'''

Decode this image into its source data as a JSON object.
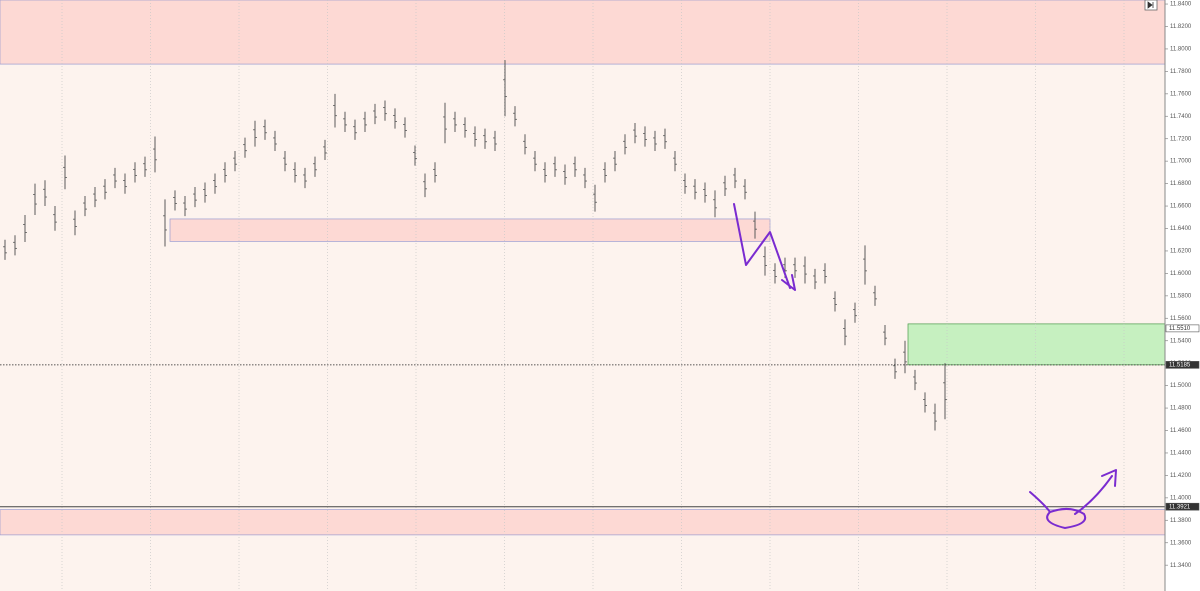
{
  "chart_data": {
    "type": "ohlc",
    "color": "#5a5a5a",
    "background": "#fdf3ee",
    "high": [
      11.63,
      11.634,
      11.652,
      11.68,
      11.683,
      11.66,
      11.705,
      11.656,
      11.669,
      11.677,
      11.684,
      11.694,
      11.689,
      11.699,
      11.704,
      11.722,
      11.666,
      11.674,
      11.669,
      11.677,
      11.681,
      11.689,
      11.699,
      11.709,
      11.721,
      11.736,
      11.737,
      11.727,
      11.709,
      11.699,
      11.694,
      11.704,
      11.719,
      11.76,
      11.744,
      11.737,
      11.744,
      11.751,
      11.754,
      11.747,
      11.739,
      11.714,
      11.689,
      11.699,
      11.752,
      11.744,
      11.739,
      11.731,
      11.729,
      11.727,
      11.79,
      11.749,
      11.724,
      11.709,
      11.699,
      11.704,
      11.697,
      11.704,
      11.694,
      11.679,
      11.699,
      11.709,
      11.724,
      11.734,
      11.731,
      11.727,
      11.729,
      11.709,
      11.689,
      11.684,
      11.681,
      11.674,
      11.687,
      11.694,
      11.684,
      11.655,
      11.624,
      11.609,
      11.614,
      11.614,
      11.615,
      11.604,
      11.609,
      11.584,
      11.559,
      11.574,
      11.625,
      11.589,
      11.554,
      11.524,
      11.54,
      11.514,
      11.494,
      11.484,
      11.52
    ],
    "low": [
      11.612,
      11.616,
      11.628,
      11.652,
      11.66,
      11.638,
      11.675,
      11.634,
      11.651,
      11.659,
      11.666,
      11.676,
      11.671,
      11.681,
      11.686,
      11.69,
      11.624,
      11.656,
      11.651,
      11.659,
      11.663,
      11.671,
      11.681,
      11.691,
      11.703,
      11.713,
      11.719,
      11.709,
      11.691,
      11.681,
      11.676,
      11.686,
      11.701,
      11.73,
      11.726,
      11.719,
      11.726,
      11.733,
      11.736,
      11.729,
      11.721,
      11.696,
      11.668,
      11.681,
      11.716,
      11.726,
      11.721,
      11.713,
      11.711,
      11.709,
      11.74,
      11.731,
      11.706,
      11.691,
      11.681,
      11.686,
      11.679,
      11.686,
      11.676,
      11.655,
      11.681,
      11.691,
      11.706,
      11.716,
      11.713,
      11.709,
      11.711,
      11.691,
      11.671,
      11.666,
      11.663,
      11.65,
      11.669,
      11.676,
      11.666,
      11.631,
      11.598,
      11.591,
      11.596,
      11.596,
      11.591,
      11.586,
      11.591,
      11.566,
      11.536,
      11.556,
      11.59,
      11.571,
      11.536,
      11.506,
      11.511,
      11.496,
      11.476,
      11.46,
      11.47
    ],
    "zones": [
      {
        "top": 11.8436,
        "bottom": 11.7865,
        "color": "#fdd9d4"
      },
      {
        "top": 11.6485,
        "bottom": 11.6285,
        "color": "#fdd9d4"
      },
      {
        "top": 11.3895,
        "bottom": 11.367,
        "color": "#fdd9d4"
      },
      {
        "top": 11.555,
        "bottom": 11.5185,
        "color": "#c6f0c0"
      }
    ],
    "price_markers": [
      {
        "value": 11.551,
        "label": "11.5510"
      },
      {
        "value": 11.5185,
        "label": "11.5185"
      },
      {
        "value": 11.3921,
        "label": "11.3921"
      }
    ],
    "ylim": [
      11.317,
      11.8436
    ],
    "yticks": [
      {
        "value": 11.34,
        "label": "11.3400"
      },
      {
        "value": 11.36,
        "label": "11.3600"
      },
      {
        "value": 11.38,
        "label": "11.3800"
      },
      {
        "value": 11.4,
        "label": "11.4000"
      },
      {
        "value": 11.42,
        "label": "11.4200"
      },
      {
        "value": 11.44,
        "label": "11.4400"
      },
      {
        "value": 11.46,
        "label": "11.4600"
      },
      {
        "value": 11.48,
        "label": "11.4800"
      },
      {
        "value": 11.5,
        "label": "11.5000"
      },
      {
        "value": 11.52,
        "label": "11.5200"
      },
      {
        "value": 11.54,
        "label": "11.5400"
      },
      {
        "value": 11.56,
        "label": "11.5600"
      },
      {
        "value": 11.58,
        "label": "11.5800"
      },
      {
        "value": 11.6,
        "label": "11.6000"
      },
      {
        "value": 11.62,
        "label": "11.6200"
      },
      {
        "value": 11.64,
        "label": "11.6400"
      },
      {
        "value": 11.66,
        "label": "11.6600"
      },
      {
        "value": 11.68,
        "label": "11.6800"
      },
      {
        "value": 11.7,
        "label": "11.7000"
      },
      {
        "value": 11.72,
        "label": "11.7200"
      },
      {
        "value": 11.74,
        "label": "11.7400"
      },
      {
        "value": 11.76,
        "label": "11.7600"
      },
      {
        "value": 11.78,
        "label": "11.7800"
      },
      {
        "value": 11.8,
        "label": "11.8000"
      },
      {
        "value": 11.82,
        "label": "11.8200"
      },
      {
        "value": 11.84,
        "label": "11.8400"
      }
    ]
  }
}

'''

• [DIRECTIONS]
Leave out the pictures and repeat everything else in the records exactly.

• [ANSWER IN FULL]
Decode this image into its source data as a JSON object.
{
  "chart_data": {
    "type": "ohlc",
    "color": "#5a5a5a",
    "background": "#fdf3ee",
    "high": [
      11.63,
      11.634,
      11.652,
      11.68,
      11.683,
      11.66,
      11.705,
      11.656,
      11.669,
      11.677,
      11.684,
      11.694,
      11.689,
      11.699,
      11.704,
      11.722,
      11.666,
      11.674,
      11.669,
      11.677,
      11.681,
      11.689,
      11.699,
      11.709,
      11.721,
      11.736,
      11.737,
      11.727,
      11.709,
      11.699,
      11.694,
      11.704,
      11.719,
      11.76,
      11.744,
      11.737,
      11.744,
      11.751,
      11.754,
      11.747,
      11.739,
      11.714,
      11.689,
      11.699,
      11.752,
      11.744,
      11.739,
      11.731,
      11.729,
      11.727,
      11.79,
      11.749,
      11.724,
      11.709,
      11.699,
      11.704,
      11.697,
      11.704,
      11.694,
      11.679,
      11.699,
      11.709,
      11.724,
      11.734,
      11.731,
      11.727,
      11.729,
      11.709,
      11.689,
      11.684,
      11.681,
      11.674,
      11.687,
      11.694,
      11.684,
      11.655,
      11.624,
      11.609,
      11.614,
      11.614,
      11.615,
      11.604,
      11.609,
      11.584,
      11.559,
      11.574,
      11.625,
      11.589,
      11.554,
      11.524,
      11.54,
      11.514,
      11.494,
      11.484,
      11.52
    ],
    "low": [
      11.612,
      11.616,
      11.628,
      11.652,
      11.66,
      11.638,
      11.675,
      11.634,
      11.651,
      11.659,
      11.666,
      11.676,
      11.671,
      11.681,
      11.686,
      11.69,
      11.624,
      11.656,
      11.651,
      11.659,
      11.663,
      11.671,
      11.681,
      11.691,
      11.703,
      11.713,
      11.719,
      11.709,
      11.691,
      11.681,
      11.676,
      11.686,
      11.701,
      11.73,
      11.726,
      11.719,
      11.726,
      11.733,
      11.736,
      11.729,
      11.721,
      11.696,
      11.668,
      11.681,
      11.716,
      11.726,
      11.721,
      11.713,
      11.711,
      11.709,
      11.74,
      11.731,
      11.706,
      11.691,
      11.681,
      11.686,
      11.679,
      11.686,
      11.676,
      11.655,
      11.681,
      11.691,
      11.706,
      11.716,
      11.713,
      11.709,
      11.711,
      11.691,
      11.671,
      11.666,
      11.663,
      11.65,
      11.669,
      11.676,
      11.666,
      11.631,
      11.598,
      11.591,
      11.596,
      11.596,
      11.591,
      11.586,
      11.591,
      11.566,
      11.536,
      11.556,
      11.59,
      11.571,
      11.536,
      11.506,
      11.511,
      11.496,
      11.476,
      11.46,
      11.47
    ],
    "zones": [
      {
        "top": 11.8436,
        "bottom": 11.7865,
        "color": "#fdd9d4"
      },
      {
        "top": 11.6485,
        "bottom": 11.6285,
        "color": "#fdd9d4"
      },
      {
        "top": 11.3895,
        "bottom": 11.367,
        "color": "#fdd9d4"
      },
      {
        "top": 11.555,
        "bottom": 11.5185,
        "color": "#c6f0c0"
      }
    ],
    "price_markers": [
      {
        "value": 11.551,
        "label": "11.5510"
      },
      {
        "value": 11.5185,
        "label": "11.5185"
      },
      {
        "value": 11.3921,
        "label": "11.3921"
      }
    ],
    "ylim": [
      11.317,
      11.8436
    ],
    "yticks": [
      {
        "value": 11.34,
        "label": "11.3400"
      },
      {
        "value": 11.36,
        "label": "11.3600"
      },
      {
        "value": 11.38,
        "label": "11.3800"
      },
      {
        "value": 11.4,
        "label": "11.4000"
      },
      {
        "value": 11.42,
        "label": "11.4200"
      },
      {
        "value": 11.44,
        "label": "11.4400"
      },
      {
        "value": 11.46,
        "label": "11.4600"
      },
      {
        "value": 11.48,
        "label": "11.4800"
      },
      {
        "value": 11.5,
        "label": "11.5000"
      },
      {
        "value": 11.52,
        "label": "11.5200"
      },
      {
        "value": 11.54,
        "label": "11.5400"
      },
      {
        "value": 11.56,
        "label": "11.5600"
      },
      {
        "value": 11.58,
        "label": "11.5800"
      },
      {
        "value": 11.6,
        "label": "11.6000"
      },
      {
        "value": 11.62,
        "label": "11.6200"
      },
      {
        "value": 11.64,
        "label": "11.6400"
      },
      {
        "value": 11.66,
        "label": "11.6600"
      },
      {
        "value": 11.68,
        "label": "11.6800"
      },
      {
        "value": 11.7,
        "label": "11.7000"
      },
      {
        "value": 11.72,
        "label": "11.7200"
      },
      {
        "value": 11.74,
        "label": "11.7400"
      },
      {
        "value": 11.76,
        "label": "11.7600"
      },
      {
        "value": 11.78,
        "label": "11.7800"
      },
      {
        "value": 11.8,
        "label": "11.8000"
      },
      {
        "value": 11.82,
        "label": "11.8200"
      },
      {
        "value": 11.84,
        "label": "11.8400"
      }
    ]
  }
}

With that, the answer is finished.